◆ **WHAT IS EXPECTED**
Spot every line with the word "JSON" and return it.

[start of DATASET EXCERPTS]

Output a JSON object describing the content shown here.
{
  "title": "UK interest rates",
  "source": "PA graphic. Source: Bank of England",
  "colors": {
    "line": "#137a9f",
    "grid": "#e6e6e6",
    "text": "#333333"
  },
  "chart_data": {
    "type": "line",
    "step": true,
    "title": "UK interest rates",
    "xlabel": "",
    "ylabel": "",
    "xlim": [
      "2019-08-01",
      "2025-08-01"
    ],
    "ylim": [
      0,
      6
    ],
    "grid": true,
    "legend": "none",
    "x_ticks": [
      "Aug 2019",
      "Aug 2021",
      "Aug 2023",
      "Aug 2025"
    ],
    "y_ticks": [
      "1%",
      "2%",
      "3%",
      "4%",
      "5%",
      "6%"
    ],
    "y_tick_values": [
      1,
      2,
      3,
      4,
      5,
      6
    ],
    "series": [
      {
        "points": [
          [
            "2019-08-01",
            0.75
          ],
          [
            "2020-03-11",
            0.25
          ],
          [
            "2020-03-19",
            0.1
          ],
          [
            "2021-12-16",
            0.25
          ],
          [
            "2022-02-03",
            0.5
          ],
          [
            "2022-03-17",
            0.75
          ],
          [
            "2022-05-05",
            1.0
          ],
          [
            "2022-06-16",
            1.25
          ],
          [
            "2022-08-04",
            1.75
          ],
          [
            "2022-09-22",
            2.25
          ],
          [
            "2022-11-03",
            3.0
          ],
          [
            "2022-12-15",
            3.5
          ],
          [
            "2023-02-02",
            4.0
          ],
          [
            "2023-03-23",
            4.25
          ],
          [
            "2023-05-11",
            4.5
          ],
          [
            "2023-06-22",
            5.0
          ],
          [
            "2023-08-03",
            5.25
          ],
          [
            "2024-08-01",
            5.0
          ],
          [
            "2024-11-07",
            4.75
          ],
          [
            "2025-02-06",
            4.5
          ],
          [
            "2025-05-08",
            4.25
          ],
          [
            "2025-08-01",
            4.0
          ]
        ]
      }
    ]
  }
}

[end of DATASET EXCERPTS]
[start of DATASET EXCERPTS]

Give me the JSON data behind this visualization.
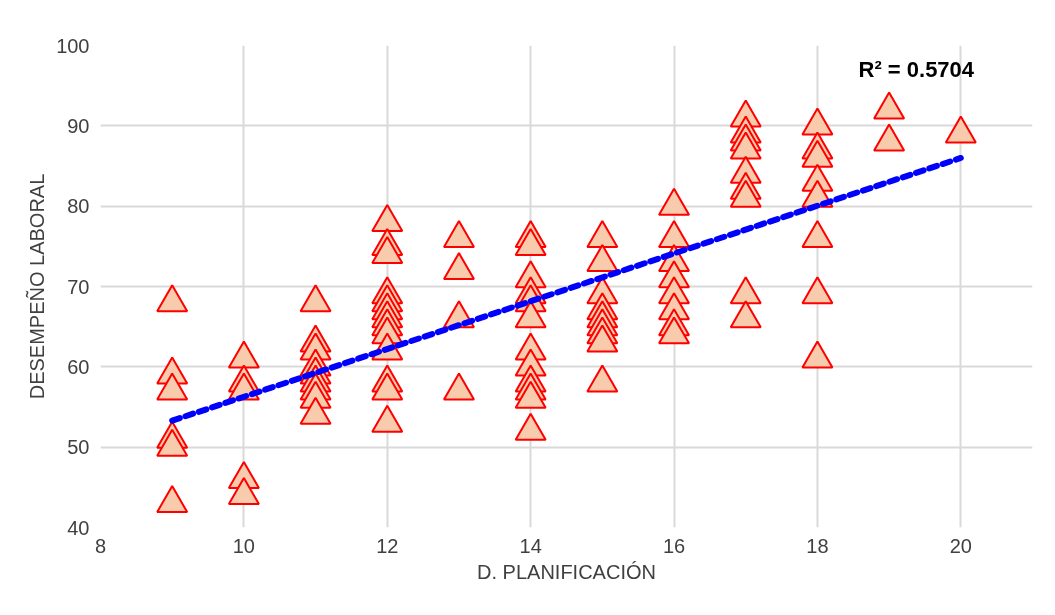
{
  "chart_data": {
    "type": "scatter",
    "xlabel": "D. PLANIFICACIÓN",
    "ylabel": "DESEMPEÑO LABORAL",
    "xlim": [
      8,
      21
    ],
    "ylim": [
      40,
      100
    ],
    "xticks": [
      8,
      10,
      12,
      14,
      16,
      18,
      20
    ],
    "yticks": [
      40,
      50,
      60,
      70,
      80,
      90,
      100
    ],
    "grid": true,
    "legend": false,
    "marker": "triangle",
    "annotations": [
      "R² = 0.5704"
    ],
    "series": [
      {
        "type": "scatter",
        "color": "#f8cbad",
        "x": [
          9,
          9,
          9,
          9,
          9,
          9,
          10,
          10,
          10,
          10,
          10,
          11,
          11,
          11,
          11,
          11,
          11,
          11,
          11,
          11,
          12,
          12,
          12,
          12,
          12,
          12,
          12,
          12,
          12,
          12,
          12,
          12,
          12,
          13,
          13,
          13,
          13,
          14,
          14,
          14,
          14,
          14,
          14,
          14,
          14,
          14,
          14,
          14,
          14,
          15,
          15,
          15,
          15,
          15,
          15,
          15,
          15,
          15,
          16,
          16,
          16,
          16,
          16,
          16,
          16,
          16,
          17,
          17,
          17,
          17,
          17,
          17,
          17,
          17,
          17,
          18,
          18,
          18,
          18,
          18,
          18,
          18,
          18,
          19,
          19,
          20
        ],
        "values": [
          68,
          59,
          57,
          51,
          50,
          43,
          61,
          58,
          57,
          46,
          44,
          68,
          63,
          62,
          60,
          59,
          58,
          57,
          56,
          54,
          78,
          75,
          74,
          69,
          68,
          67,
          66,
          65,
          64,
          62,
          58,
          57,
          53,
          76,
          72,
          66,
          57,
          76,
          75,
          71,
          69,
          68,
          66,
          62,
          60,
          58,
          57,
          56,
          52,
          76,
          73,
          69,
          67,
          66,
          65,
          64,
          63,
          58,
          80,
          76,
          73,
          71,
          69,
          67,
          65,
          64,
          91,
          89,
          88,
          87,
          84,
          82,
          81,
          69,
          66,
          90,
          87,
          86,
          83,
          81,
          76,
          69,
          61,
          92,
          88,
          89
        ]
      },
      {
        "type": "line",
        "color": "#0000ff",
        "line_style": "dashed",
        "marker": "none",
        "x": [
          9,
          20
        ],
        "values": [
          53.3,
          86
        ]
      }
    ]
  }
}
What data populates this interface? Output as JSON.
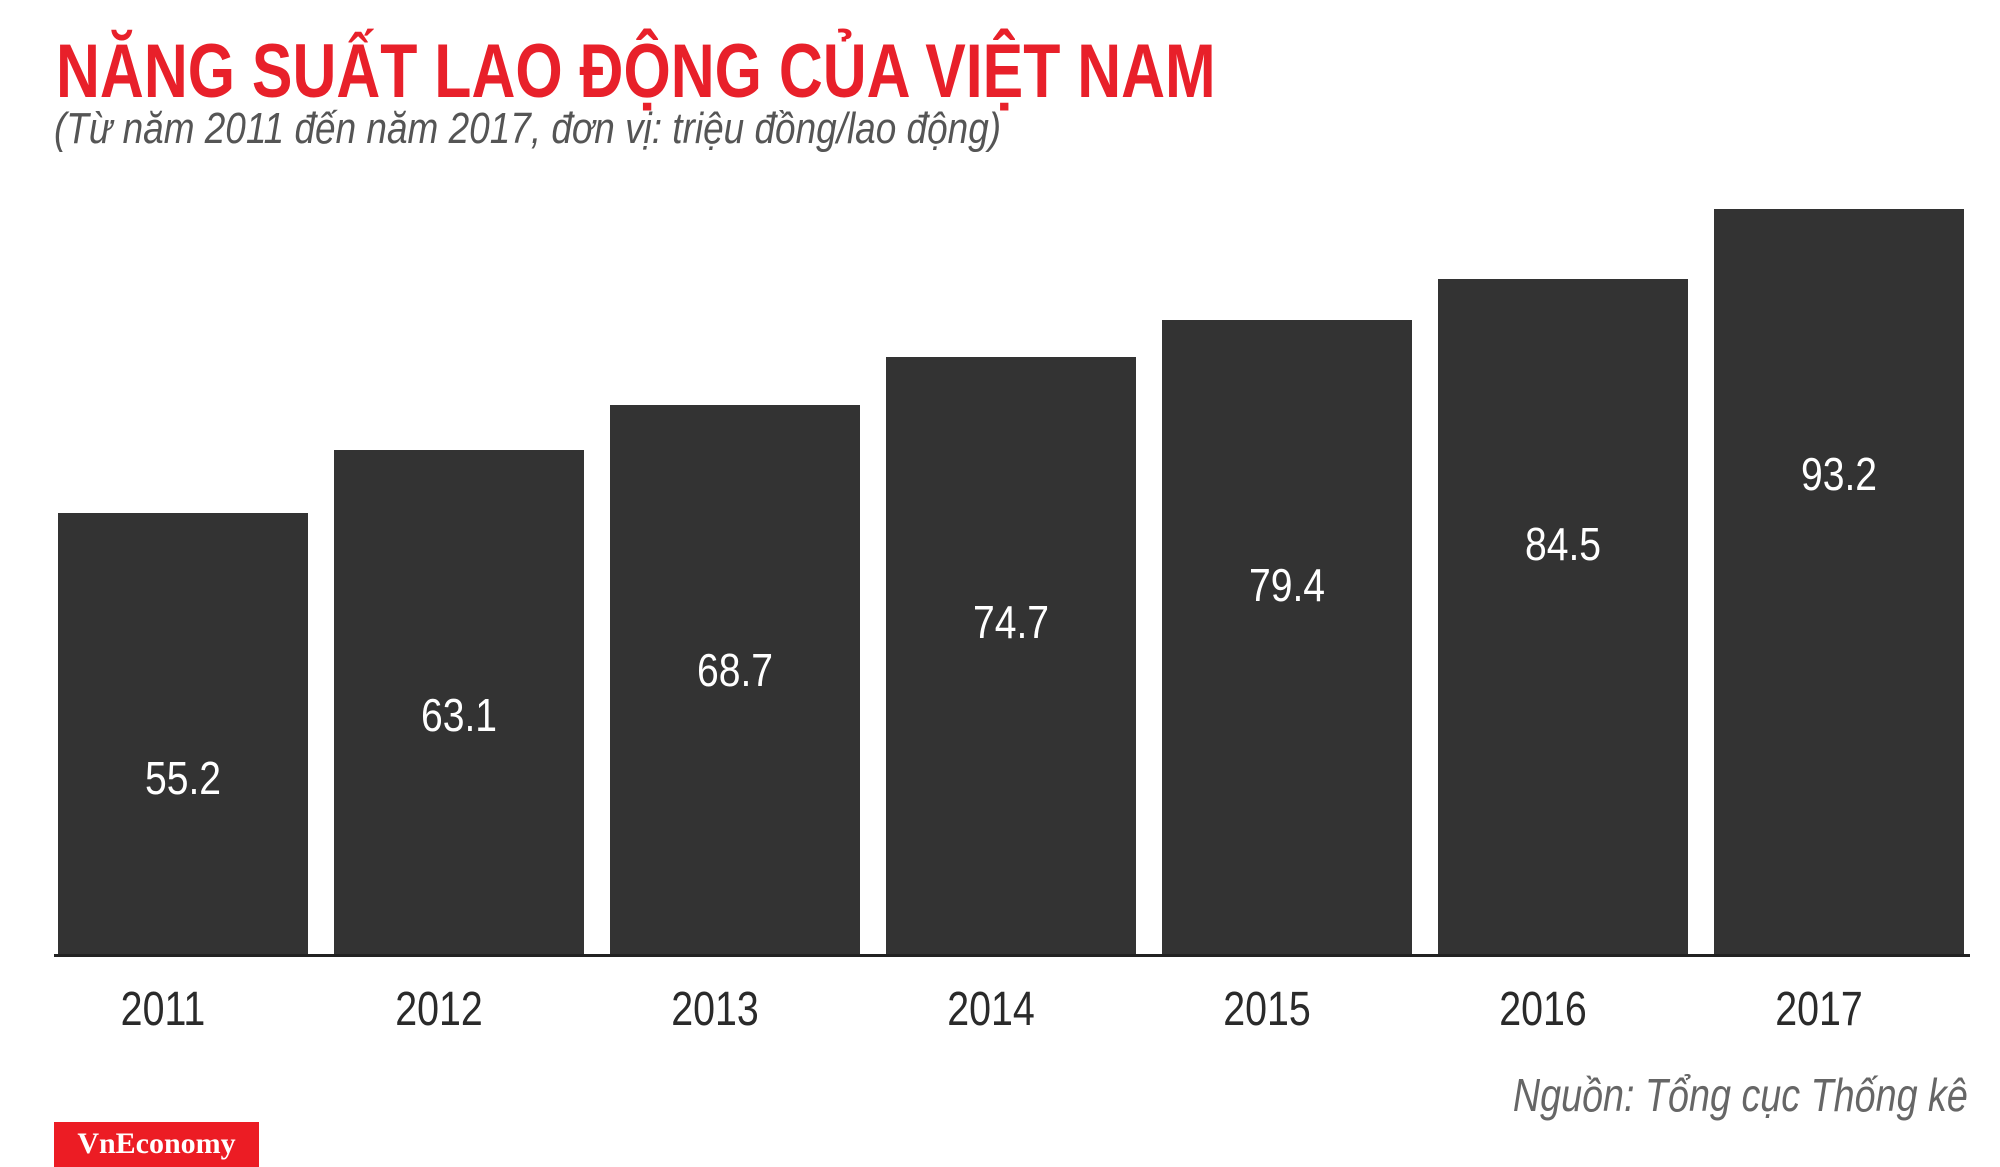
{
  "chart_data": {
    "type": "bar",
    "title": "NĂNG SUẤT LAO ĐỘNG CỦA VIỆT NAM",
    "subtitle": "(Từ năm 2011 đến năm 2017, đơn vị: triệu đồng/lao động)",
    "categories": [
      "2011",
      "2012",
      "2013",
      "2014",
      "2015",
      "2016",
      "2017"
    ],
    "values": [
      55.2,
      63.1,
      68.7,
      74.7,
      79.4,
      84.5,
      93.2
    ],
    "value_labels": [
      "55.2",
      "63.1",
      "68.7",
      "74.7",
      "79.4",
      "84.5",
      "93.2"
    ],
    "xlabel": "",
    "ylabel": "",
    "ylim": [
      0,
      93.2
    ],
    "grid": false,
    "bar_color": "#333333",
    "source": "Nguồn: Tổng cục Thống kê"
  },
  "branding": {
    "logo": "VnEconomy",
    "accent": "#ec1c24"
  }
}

[end of DATASET EXCERPTS]

◆ **ANSWER TO THIS PROBLEM**
Output a JSON object describing the content shown here.
Give me the JSON data behind this visualization.
What data populates this interface? Output as JSON.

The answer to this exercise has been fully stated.